= What you will do =
Every line below that contains "Белых" is to be copied.

* Begin *

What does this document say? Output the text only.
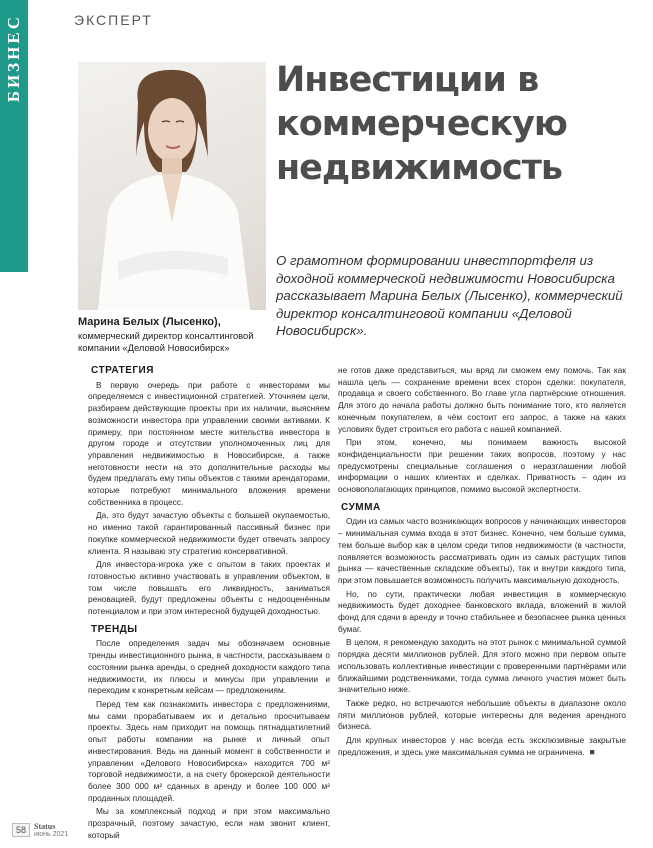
БИЗНЕС	ЭКСПЕРТ
Инвестиции в коммерческую недвижимость

О грамотном формировании инвестпортфеля из доходной коммерческой недвижимости Новосибирска рассказывает Марина Белых (Лысенко), коммерческий директор консалтинговой компании «Деловой Новосибирск».

Марина Белых (Лысенко),
коммерческий директор консалтинговой компании «Деловой Новосибирск»
СТРАТЕГИЯ

В первую очередь при работе с инвесторами мы определяемся с инвестиционной стратегией. Уточняем цели, разбираем действующие проекты при их наличии, выясняем возможности инвестора при управлении своими активами. К примеру, при постоянном месте жительства инвестора в другом городе и отсутствии уполномоченных лиц для управления недвижимостью в Новосибирске, а также неготовности нести на это дополнительные расходы мы будем предлагать ему типы объектов с такими арендаторами, которые потребуют минимального вложения времени собственника в процесс.

Да, это будут зачастую объекты с большей окупаемостью, но именно такой гарантированный пассивный бизнес при покупке коммерческой недвижимости будет отвечать запросу клиента. Я называю эту стратегию консервативной.

Для инвестора-игрока уже с опытом в таких проектах и готовностью активно участвовать в управлении объектом, в том числе повышать его ликвидность, заниматься реновацией, будут предложены объекты с недооценённым потенциалом и при этом интересной будущей доходностью.

ТРЕНДЫ

После определения задач мы обозначаем основные тренды инвестиционного рынка, в частности, рассказываем о состоянии рынка аренды, о средней доходности каждого типа недвижимости, их плюсы и минусы при управлении и переходим к конкретным кейсам — предложениям.

Перед тем как познакомить инвестора с предложениями, мы сами прорабатываем их и детально просчитываем проекты. Здесь нам приходит на помощь пятнадцатилетний опыт работы компании на рынке и личный опыт инвестирования. Ведь на данный момент в собственности и управлении «Делового Новосибирска» находится 700 м² торговой недвижимости, а на счету брокерской деятельности более 300 000 м² сданных в аренду и более 100 000 м² проданных площадей.

Мы за комплексный подход и при этом максимально прозрачный, поэтому зачастую, если нам звонит клиент, который

не готов даже представиться, мы вряд ли сможем ему помочь. Так как нашла цель — сохранение времени всех сторон сделки: покупателя, продавца и своего собственного. Во главе угла партнёрские отношения. Для этого до начала работы должно быть понимание того, кто является конечным покупателем, в чём состоит его запрос, а также на каких условиях будет строиться его работа с нашей компанией.

При этом, конечно, мы понимаем важность высокой конфиденциальности при решении таких вопросов, поэтому у нас предусмотрены специальные соглашения о неразглашении любой информации о наших клиентах и сделках. Приватность – один из основополагающих принципов, помимо высокой экспертности.

СУММА

Один из самых часто возникающих вопросов у начинающих инвесторов – минимальная сумма входа в этот бизнес. Конечно, чем больше сумма, тем больше выбор как в целом среди типов недвижимости (в частности, появляется возможность рассматривать один из самых растущих типов рынка — качественные складские объекты), так и внутри каждого типа, при этом повышается возможность получить максимальную доходность.

Но, по сути, практически любая инвестиция в коммерческую недвижимость будет доходнее банковского вклада, вложений в жилой фонд для сдачи в аренду и точно стабильнее и безопаснее рынка ценных бумаг.

В целом, я рекомендую заходить на этот рынок с минимальной суммой порядка десяти миллионов рублей. Для этого можно при первом опыте использовать коллективные инвестиции с проверенными партнёрами или ближайшими родственниками, тогда сумма личного участия может быть значительно ниже.

Также редко, но встречаются небольшие объекты в диапазоне около пяти миллионов рублей, которые интересны для ведения арендного бизнеса.

Для крупных инвесторов у нас всегда есть эксклюзивные закрытые предложения, и здесь уже максимальная сумма не ограничена. ◾

58	Status
июнь 2021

* End *

= Result below =
О грамотном формировании инвестпортфеля из доходной коммерческой недвижимости Новосибирска рассказывает Марина Белых (Лысенко), коммерческий директор консалтинговой компании «Деловой Новосибирск».
Марина Белых (Лысенко),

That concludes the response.